* Brief
Copy every line in which the string "color" occurs.

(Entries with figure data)
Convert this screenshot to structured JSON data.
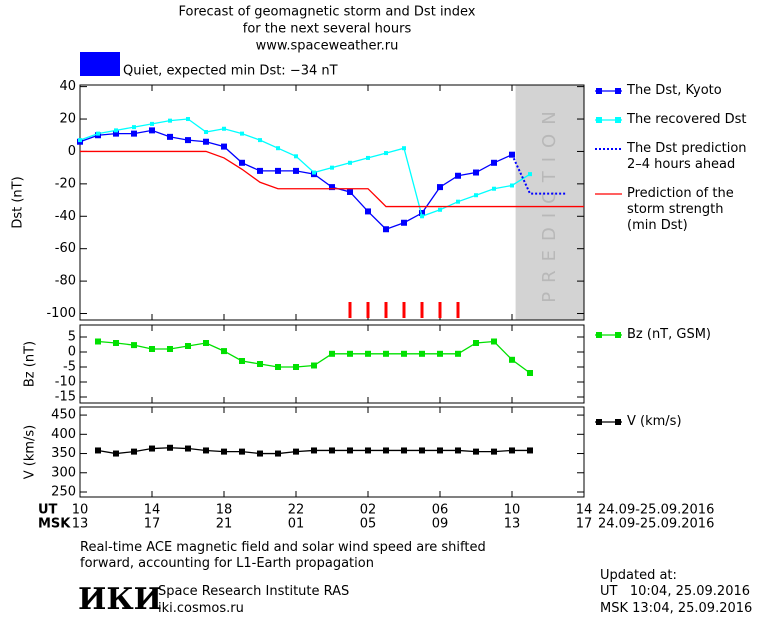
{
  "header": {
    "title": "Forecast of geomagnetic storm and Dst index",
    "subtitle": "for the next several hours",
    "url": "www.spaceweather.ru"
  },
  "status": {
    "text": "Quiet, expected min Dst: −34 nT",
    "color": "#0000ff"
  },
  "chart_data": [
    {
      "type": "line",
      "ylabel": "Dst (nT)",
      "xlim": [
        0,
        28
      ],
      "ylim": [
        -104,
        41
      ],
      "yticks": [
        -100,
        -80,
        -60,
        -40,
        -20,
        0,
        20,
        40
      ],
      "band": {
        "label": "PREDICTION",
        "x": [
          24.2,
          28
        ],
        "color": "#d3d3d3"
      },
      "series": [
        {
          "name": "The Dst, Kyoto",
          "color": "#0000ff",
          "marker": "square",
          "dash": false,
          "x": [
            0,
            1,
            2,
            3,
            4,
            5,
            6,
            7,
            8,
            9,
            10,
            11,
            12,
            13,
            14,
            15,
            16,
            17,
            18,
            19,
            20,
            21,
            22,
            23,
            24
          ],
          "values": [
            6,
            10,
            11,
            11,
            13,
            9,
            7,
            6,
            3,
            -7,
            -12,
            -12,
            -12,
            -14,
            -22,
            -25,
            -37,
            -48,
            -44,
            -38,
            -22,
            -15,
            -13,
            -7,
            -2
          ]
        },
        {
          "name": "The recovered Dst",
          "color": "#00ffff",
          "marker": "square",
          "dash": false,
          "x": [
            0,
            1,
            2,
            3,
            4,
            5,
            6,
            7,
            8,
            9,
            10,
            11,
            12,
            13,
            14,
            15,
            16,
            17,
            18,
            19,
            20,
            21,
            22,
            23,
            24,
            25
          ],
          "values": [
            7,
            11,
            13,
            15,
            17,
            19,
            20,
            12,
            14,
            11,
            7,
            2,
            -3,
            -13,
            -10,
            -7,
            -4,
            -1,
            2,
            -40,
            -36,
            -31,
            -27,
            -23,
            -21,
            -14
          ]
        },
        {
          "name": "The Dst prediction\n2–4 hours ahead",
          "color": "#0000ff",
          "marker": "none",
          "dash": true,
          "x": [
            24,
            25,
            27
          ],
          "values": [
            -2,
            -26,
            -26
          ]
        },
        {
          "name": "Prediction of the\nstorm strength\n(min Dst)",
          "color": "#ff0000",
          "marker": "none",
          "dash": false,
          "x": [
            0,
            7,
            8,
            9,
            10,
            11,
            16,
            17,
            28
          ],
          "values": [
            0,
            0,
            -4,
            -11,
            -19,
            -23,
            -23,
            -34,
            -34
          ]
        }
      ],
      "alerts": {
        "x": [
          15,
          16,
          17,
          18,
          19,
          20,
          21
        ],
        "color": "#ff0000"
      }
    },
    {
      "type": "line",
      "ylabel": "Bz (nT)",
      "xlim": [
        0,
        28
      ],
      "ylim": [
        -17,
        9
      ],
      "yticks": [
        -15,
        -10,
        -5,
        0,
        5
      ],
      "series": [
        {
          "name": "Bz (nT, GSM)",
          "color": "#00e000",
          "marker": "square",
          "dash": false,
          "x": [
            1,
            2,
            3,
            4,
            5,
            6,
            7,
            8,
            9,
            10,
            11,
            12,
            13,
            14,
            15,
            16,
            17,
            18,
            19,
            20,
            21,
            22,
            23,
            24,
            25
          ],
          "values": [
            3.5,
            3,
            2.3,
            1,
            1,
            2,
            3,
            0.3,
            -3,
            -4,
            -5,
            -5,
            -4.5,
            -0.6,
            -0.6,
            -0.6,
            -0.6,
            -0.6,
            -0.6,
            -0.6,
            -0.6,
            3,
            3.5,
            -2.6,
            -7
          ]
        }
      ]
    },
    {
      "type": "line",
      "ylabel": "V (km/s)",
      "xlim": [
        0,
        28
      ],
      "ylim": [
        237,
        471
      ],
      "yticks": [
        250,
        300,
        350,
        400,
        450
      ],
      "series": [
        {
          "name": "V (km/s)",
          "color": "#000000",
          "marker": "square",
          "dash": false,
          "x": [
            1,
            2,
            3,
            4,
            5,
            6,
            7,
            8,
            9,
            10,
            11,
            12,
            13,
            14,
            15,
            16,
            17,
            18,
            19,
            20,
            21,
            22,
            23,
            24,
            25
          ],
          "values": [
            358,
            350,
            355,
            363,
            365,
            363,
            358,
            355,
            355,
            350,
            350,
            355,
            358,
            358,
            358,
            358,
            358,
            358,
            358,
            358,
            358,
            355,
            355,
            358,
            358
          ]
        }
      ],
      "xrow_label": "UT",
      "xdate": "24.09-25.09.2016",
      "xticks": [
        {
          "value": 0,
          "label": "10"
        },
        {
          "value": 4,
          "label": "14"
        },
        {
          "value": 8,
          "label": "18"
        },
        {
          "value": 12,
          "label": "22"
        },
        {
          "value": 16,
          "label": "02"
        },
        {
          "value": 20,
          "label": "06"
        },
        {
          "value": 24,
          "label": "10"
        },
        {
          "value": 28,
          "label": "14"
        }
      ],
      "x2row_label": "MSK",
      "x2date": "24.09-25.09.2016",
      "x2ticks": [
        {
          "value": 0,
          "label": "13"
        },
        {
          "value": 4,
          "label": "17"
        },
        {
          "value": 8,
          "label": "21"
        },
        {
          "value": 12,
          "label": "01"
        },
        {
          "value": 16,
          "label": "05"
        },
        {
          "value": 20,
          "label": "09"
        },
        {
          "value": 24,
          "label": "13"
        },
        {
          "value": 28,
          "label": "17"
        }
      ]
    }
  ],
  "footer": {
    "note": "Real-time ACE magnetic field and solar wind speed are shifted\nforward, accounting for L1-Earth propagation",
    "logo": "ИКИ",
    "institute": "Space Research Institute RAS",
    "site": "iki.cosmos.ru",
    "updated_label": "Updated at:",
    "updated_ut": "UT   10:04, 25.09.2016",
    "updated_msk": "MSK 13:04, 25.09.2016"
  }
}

* Result for this exercise
    "color": "#0000ff"
        "color": "#d3d3d3"
          "color": "#0000ff",
          "color": "#00ffff",
          "color": "#0000ff",
          "color": "#ff0000",
        "color": "#ff0000"
          "color": "#00e000",
          "color": "#000000",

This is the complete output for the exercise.